### SHORT EXERCISE
Select lines where the word "that" appears.

── INPUT DATA ──

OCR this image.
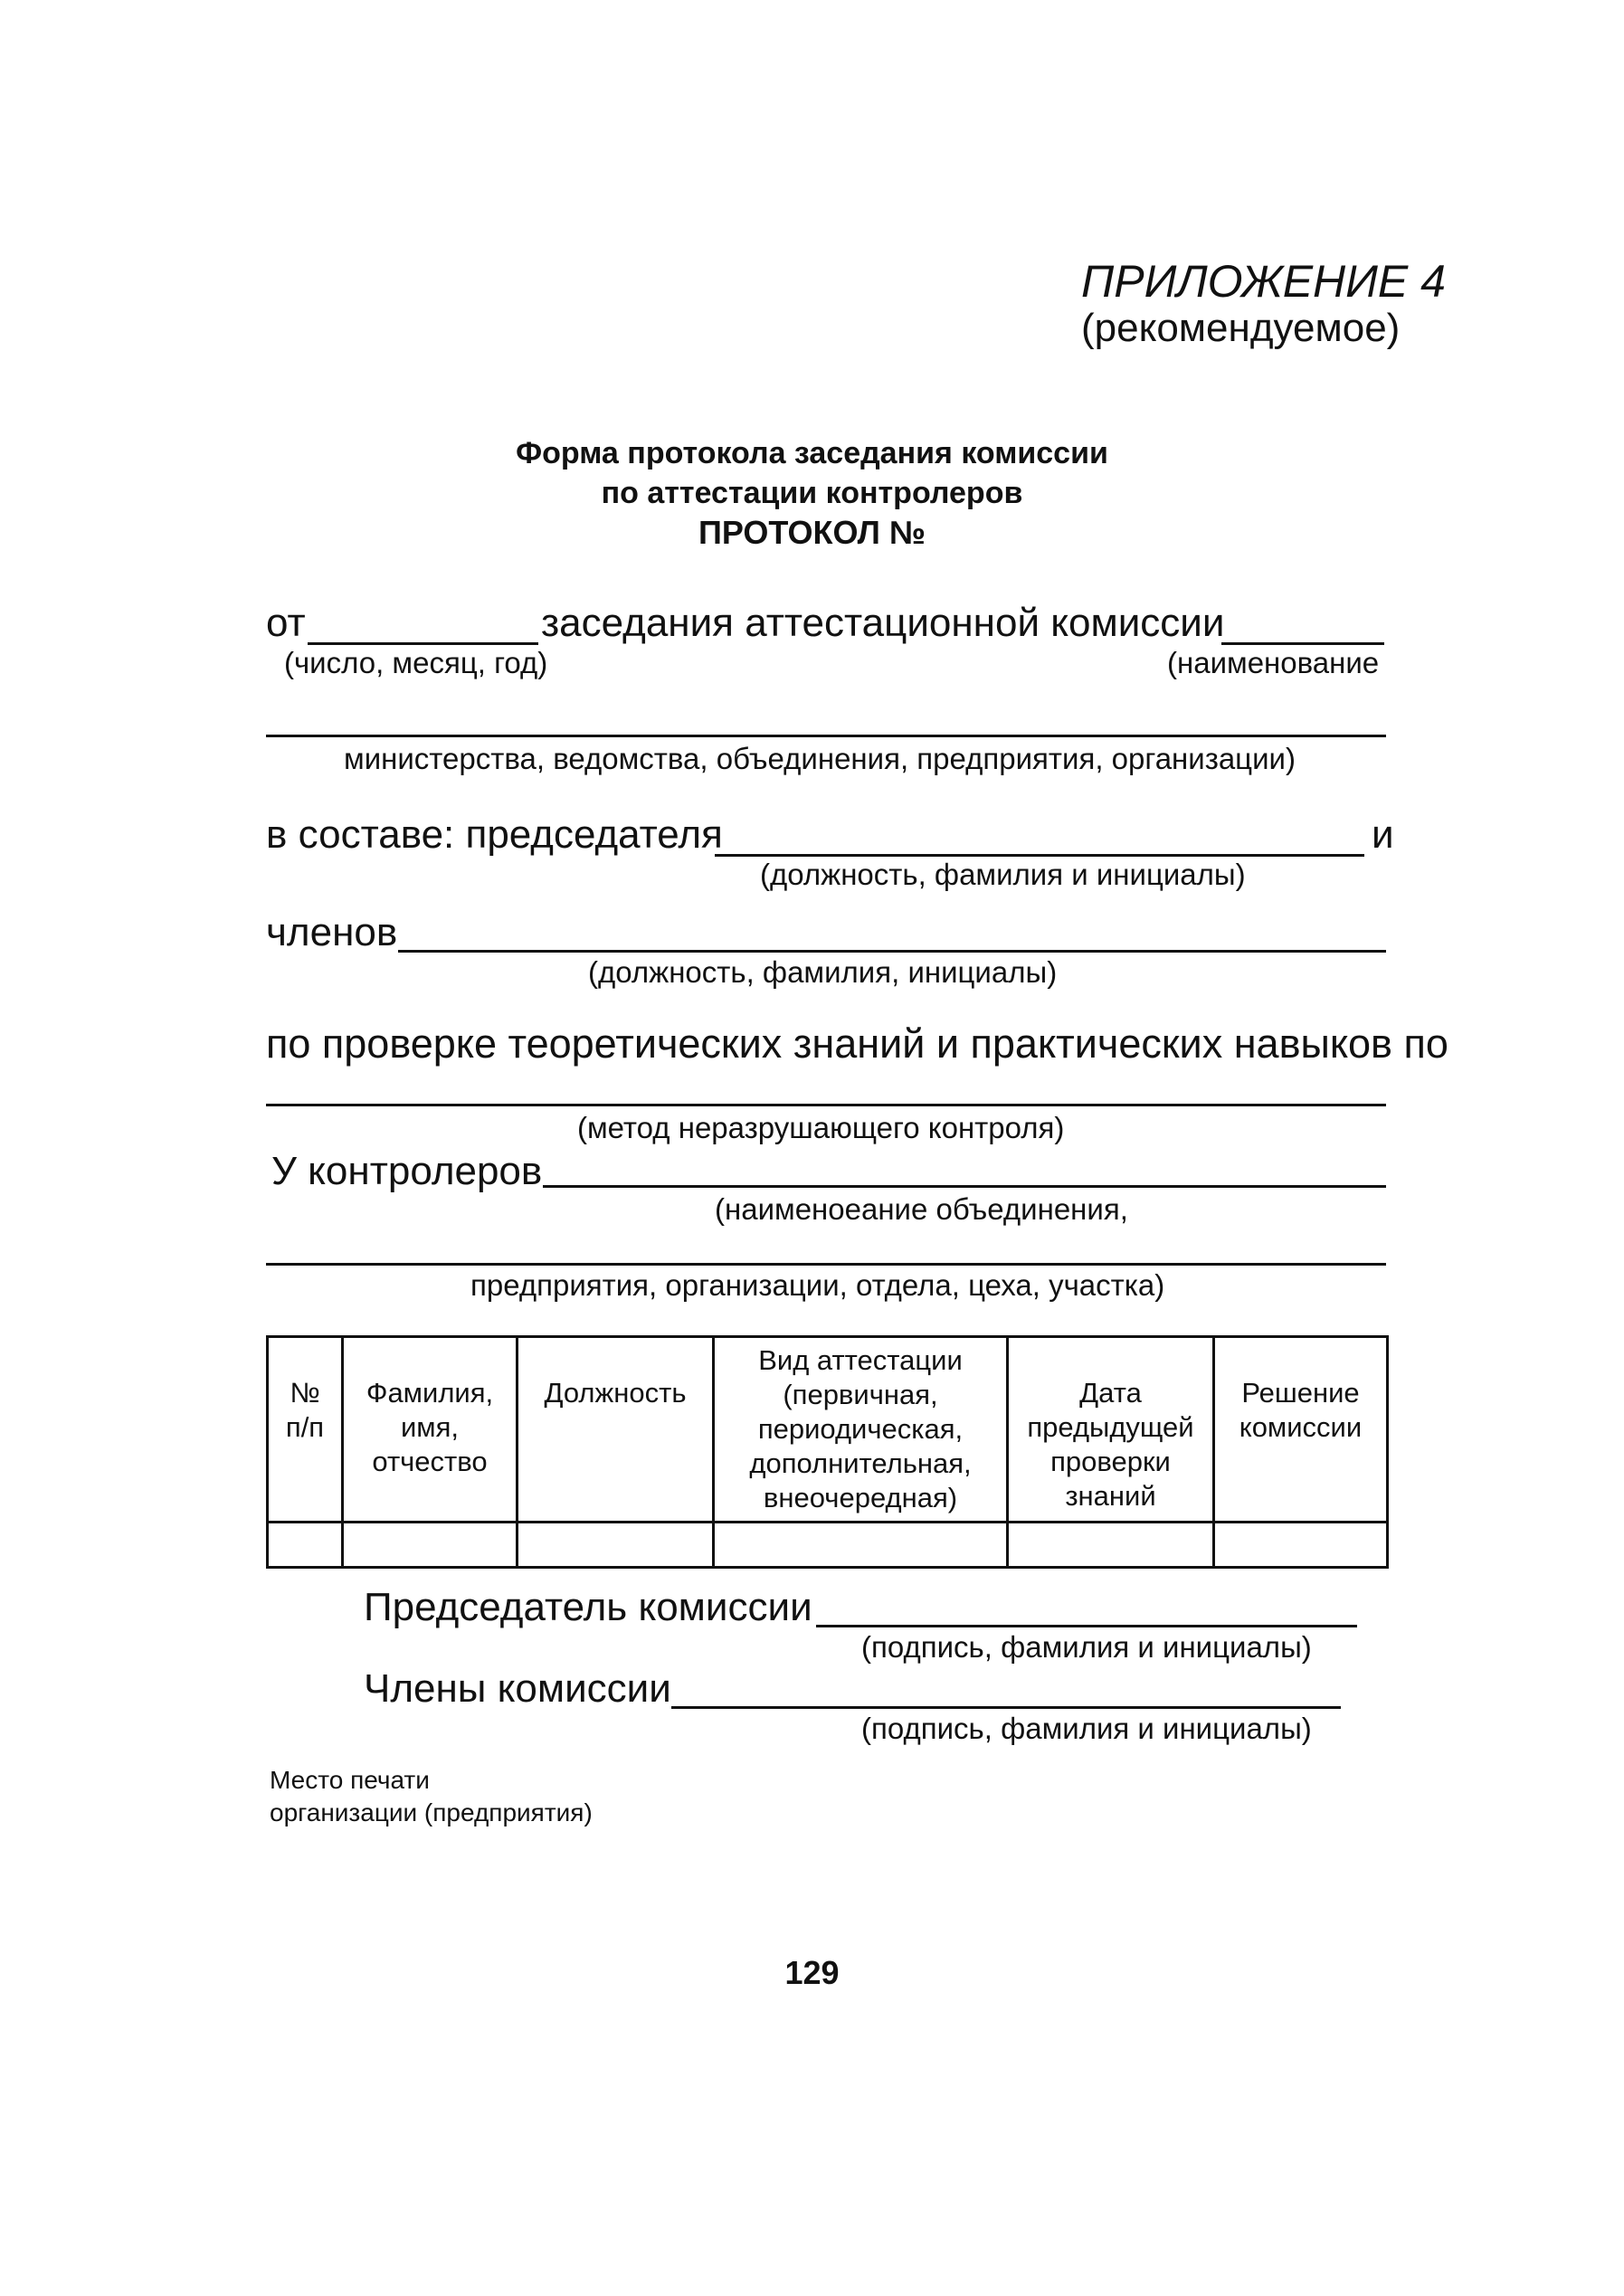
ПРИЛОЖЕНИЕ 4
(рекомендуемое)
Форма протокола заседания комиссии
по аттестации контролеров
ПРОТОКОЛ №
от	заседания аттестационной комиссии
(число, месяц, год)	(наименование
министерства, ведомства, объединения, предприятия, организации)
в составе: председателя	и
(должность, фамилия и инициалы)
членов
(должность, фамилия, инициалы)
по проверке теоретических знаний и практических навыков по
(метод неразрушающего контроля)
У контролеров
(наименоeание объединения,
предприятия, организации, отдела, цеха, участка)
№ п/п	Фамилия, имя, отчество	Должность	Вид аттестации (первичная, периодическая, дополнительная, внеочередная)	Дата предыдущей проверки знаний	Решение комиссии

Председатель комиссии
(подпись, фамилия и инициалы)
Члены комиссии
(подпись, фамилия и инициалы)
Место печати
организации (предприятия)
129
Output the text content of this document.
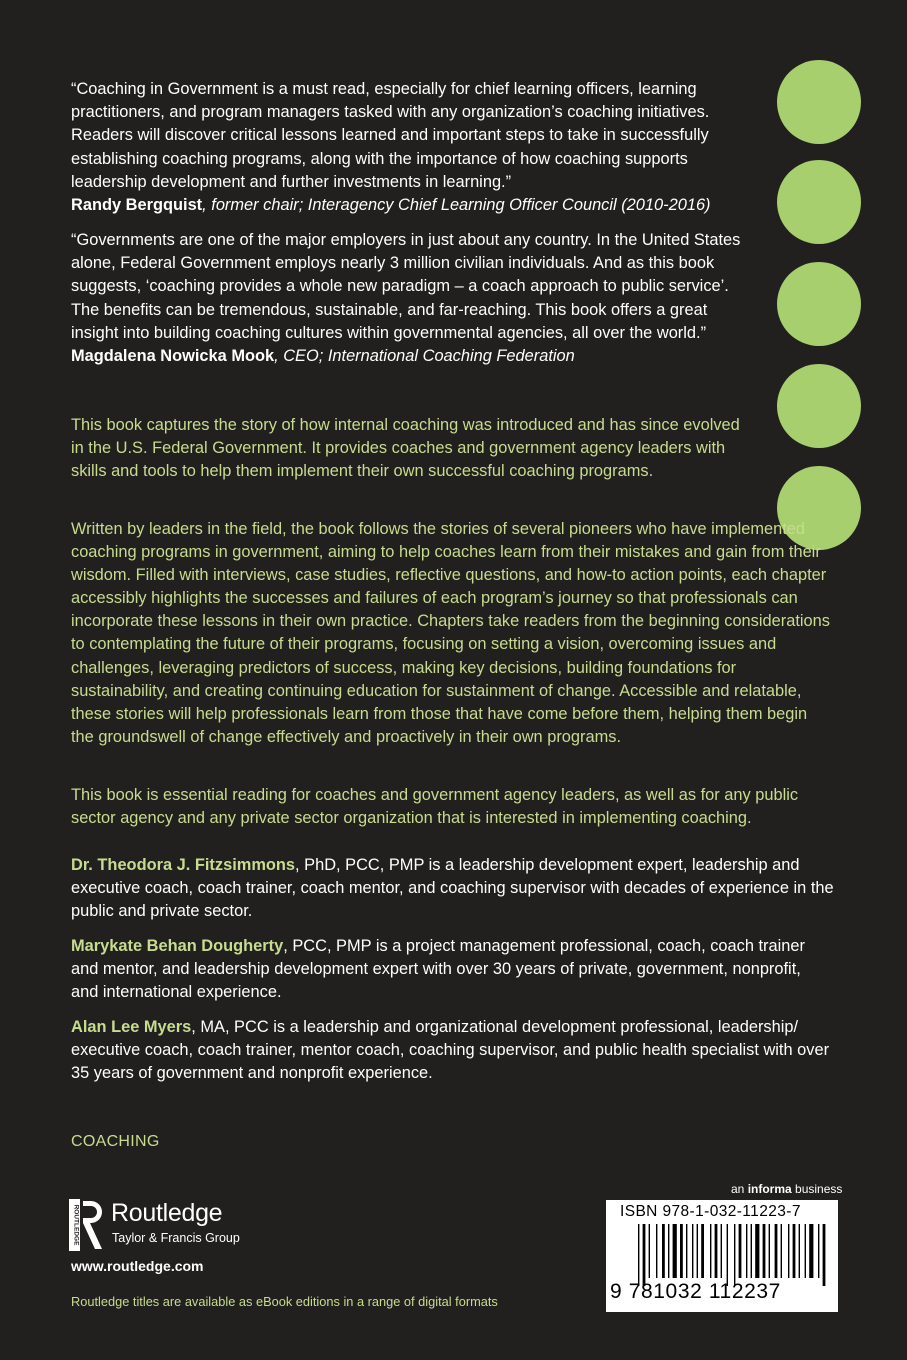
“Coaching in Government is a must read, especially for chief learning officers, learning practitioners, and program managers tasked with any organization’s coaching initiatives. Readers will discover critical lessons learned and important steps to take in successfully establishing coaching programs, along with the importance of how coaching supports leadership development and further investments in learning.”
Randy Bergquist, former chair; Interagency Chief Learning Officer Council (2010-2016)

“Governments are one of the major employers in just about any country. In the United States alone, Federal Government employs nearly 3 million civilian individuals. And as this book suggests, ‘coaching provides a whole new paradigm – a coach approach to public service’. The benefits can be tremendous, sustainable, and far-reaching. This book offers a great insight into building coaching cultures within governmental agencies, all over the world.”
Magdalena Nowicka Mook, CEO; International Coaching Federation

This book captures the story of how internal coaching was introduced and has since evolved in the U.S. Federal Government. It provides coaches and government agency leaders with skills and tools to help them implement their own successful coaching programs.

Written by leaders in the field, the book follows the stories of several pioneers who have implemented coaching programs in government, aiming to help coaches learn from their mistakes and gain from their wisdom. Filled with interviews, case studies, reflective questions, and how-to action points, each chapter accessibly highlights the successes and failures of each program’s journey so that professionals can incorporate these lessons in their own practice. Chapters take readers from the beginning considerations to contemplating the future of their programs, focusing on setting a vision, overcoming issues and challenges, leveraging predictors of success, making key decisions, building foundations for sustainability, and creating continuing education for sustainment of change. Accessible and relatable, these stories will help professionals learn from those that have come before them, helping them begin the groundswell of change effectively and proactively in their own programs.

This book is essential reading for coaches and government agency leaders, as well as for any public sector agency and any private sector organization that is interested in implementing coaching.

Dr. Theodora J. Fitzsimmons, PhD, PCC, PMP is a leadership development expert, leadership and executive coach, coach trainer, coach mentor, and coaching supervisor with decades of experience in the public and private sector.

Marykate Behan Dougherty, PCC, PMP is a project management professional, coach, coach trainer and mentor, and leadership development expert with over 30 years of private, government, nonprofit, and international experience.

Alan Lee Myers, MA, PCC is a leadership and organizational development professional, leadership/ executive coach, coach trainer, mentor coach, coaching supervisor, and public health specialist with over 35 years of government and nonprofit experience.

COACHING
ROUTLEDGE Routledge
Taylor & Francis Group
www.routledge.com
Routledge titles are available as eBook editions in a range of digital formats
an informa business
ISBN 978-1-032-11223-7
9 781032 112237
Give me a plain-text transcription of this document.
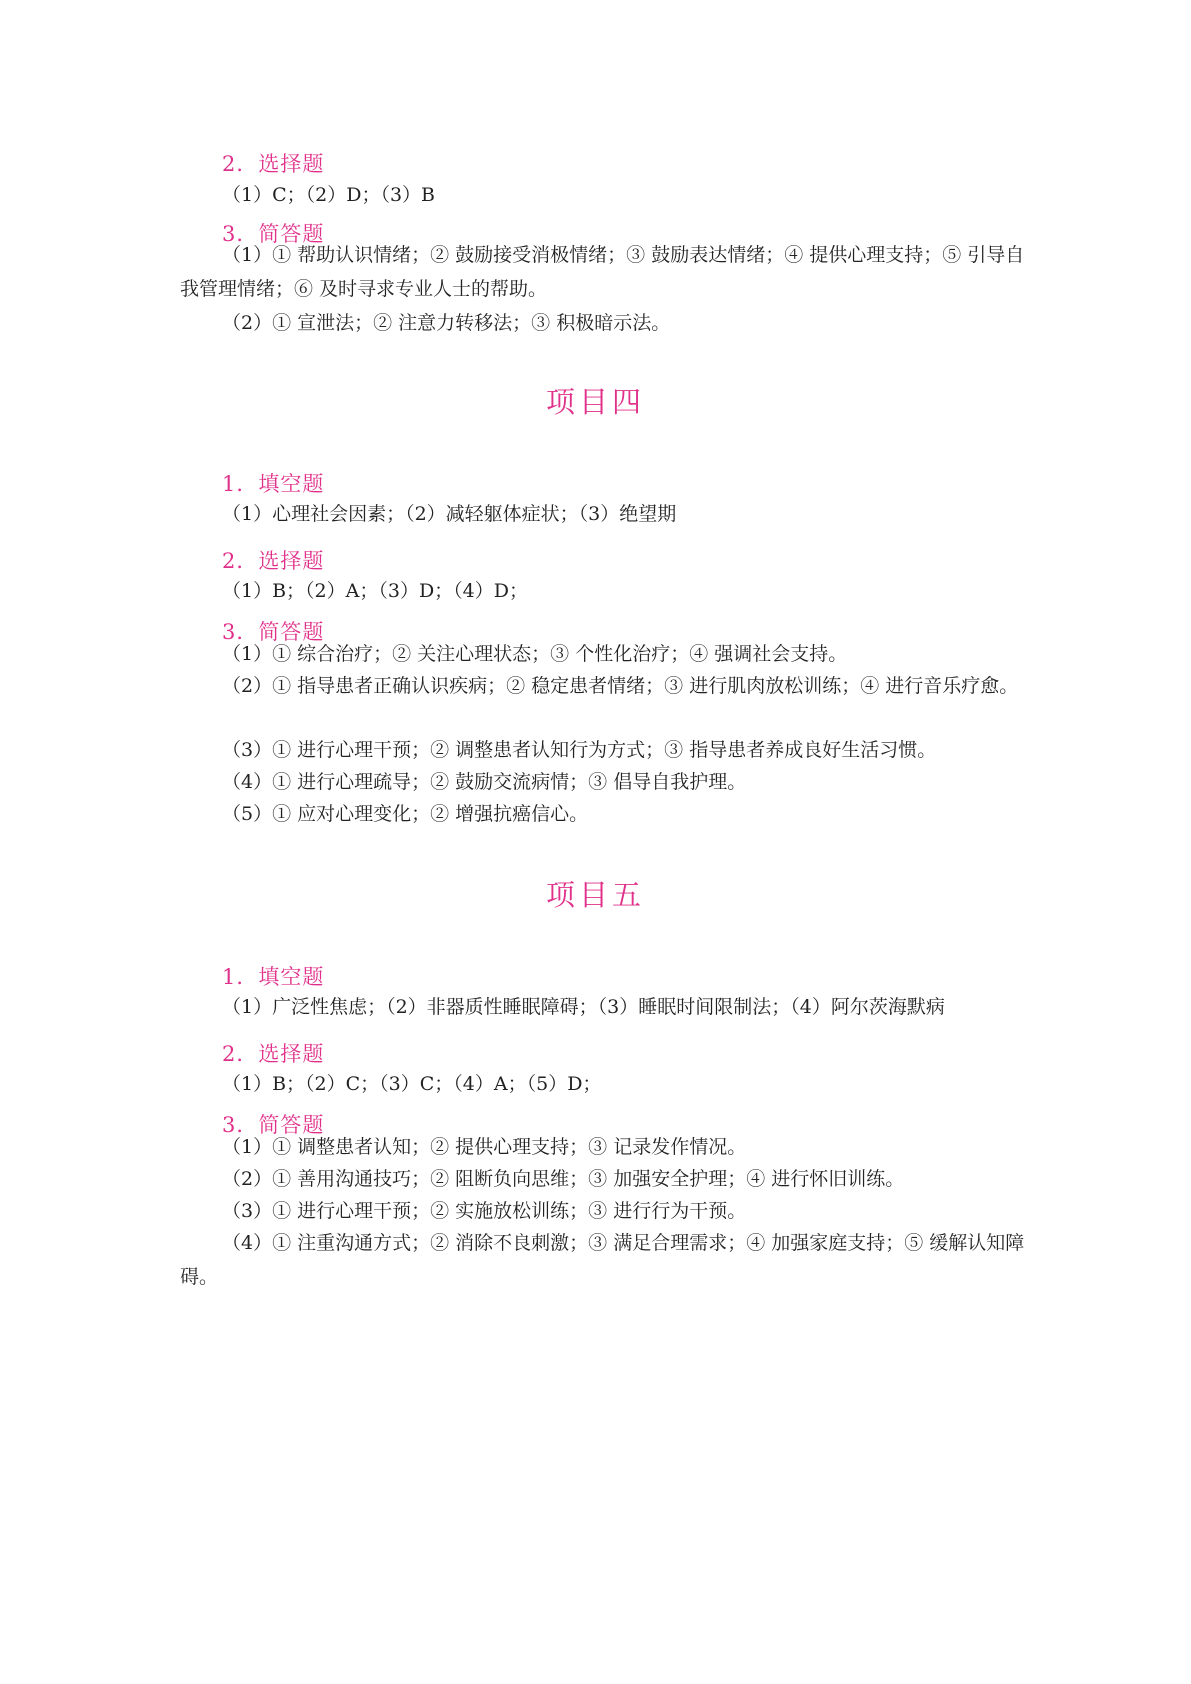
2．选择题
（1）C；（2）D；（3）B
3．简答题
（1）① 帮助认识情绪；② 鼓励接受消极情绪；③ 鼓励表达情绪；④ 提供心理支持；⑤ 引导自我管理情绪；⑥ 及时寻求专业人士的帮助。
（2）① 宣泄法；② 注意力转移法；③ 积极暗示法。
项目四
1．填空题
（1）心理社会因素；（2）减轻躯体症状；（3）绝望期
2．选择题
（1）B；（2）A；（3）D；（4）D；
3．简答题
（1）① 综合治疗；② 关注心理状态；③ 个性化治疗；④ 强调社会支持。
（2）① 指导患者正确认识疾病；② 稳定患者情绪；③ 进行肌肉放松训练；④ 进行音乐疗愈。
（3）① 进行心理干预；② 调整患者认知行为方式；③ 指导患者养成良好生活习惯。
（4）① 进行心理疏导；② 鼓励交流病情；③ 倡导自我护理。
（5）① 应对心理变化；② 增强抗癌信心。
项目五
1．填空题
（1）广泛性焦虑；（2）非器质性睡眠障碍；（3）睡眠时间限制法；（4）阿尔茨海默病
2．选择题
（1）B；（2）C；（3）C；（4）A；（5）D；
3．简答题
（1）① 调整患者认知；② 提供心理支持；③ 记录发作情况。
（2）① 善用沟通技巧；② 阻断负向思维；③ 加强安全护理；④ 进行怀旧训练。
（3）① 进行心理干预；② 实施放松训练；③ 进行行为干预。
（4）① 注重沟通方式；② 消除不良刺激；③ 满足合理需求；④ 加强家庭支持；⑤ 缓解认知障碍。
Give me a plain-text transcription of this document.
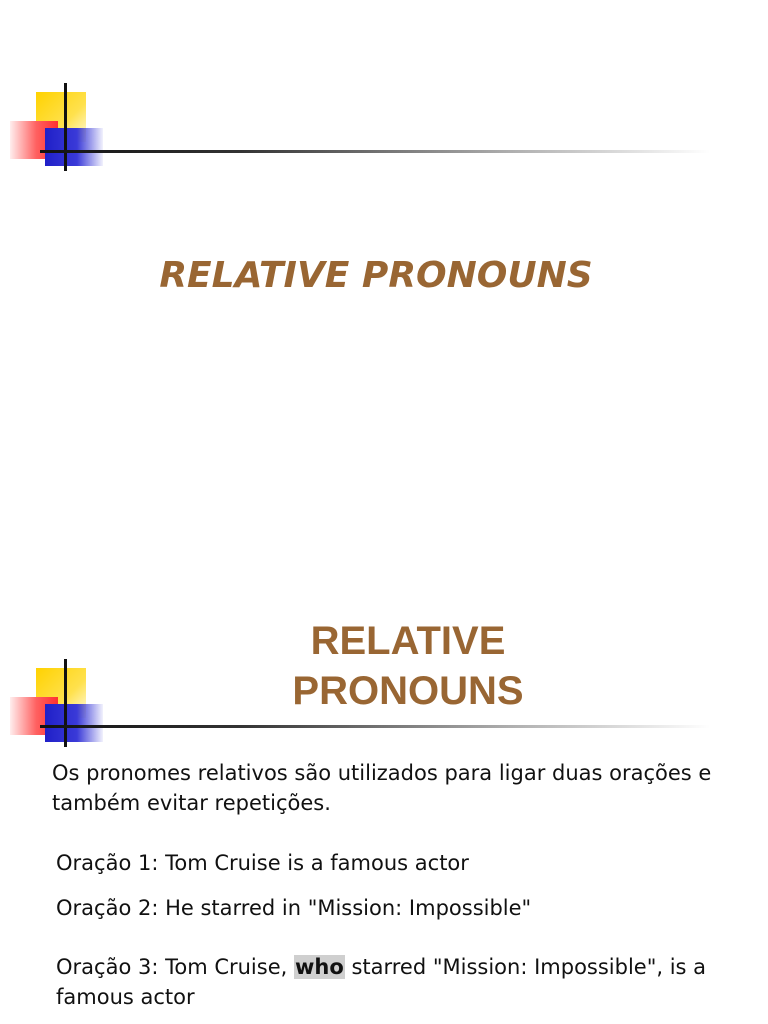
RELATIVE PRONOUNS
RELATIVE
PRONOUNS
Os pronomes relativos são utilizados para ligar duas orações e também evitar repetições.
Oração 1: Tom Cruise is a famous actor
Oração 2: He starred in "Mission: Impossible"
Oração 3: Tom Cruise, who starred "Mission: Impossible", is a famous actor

───

### EXERCISE SOLUTION
Written by leaders in the field, the book follows the stories of several pioneers who have implemented coaching programs in government, aiming to help coaches learn from their mistakes and gain from their wisdom. Filled with interviews, case studies, reflective questions, and how-to action points, each chapter accessibly highlights the successes and failures of each program’s journey so that professionals can incorporate these lessons in their own practice. Chapters take readers from the beginning considerations to contemplating the future of their programs, focusing on setting a vision, overcoming issues and challenges, leveraging predictors of success, making key decisions, building foundations for sustainability, and creating continuing education for sustainment of change. Accessible and relatable, these stories will help professionals learn from those that have come before them, helping them begin the groundswell of change effectively and proactively in their own programs.
This book is essential reading for coaches and government agency leaders, as well as for any public sector agency and any private sector organization that is interested in implementing coaching.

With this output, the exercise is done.